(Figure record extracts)

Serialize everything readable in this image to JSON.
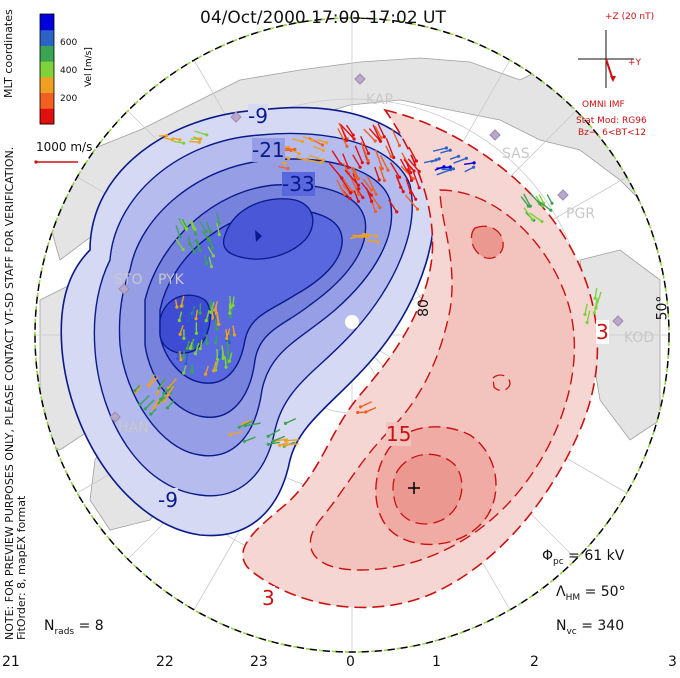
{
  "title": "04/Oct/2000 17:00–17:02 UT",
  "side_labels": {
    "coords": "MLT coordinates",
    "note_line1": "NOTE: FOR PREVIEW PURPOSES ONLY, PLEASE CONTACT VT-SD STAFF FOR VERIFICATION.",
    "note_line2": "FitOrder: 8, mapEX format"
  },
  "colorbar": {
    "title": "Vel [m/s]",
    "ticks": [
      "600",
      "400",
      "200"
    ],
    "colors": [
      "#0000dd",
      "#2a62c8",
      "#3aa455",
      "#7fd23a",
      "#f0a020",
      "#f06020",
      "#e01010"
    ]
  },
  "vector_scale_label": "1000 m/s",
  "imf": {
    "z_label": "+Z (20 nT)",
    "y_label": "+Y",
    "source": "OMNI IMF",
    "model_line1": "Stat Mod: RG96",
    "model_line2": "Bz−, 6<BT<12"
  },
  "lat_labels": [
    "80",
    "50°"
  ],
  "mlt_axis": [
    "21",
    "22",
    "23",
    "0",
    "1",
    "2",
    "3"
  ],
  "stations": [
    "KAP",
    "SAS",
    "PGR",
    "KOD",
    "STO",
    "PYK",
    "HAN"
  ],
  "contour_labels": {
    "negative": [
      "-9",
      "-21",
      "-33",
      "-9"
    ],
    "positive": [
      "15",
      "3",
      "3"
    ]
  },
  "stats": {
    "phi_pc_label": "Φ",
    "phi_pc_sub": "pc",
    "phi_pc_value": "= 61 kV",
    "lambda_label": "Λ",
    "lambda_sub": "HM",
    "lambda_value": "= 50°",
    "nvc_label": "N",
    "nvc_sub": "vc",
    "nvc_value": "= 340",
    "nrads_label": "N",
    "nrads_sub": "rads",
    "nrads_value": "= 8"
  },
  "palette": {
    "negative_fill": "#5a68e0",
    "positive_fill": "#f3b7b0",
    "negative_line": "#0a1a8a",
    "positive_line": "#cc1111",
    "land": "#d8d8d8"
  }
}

▶ [SHORT TASK]: All of the entries above should be duplicated exactly, except for the pictures.

▶ [CORRECT RESPONSE]:
Serialize everything readable in this image to JSON.
{
  "title": "04/Oct/2000 17:00–17:02 UT",
  "side_labels": {
    "coords": "MLT coordinates",
    "note_line1": "NOTE: FOR PREVIEW PURPOSES ONLY, PLEASE CONTACT VT-SD STAFF FOR VERIFICATION.",
    "note_line2": "FitOrder: 8, mapEX format"
  },
  "colorbar": {
    "title": "Vel [m/s]",
    "ticks": [
      "600",
      "400",
      "200"
    ],
    "colors": [
      "#0000dd",
      "#2a62c8",
      "#3aa455",
      "#7fd23a",
      "#f0a020",
      "#f06020",
      "#e01010"
    ]
  },
  "vector_scale_label": "1000 m/s",
  "imf": {
    "z_label": "+Z (20 nT)",
    "y_label": "+Y",
    "source": "OMNI IMF",
    "model_line1": "Stat Mod: RG96",
    "model_line2": "Bz−, 6<BT<12"
  },
  "lat_labels": [
    "80",
    "50°"
  ],
  "mlt_axis": [
    "21",
    "22",
    "23",
    "0",
    "1",
    "2",
    "3"
  ],
  "stations": [
    "KAP",
    "SAS",
    "PGR",
    "KOD",
    "STO",
    "PYK",
    "HAN"
  ],
  "contour_labels": {
    "negative": [
      "-9",
      "-21",
      "-33",
      "-9"
    ],
    "positive": [
      "15",
      "3",
      "3"
    ]
  },
  "stats": {
    "phi_pc_label": "Φ",
    "phi_pc_sub": "pc",
    "phi_pc_value": "= 61 kV",
    "lambda_label": "Λ",
    "lambda_sub": "HM",
    "lambda_value": "= 50°",
    "nvc_label": "N",
    "nvc_sub": "vc",
    "nvc_value": "= 340",
    "nrads_label": "N",
    "nrads_sub": "rads",
    "nrads_value": "= 8"
  },
  "palette": {
    "negative_fill": "#5a68e0",
    "positive_fill": "#f3b7b0",
    "negative_line": "#0a1a8a",
    "positive_line": "#cc1111",
    "land": "#d8d8d8"
  }
}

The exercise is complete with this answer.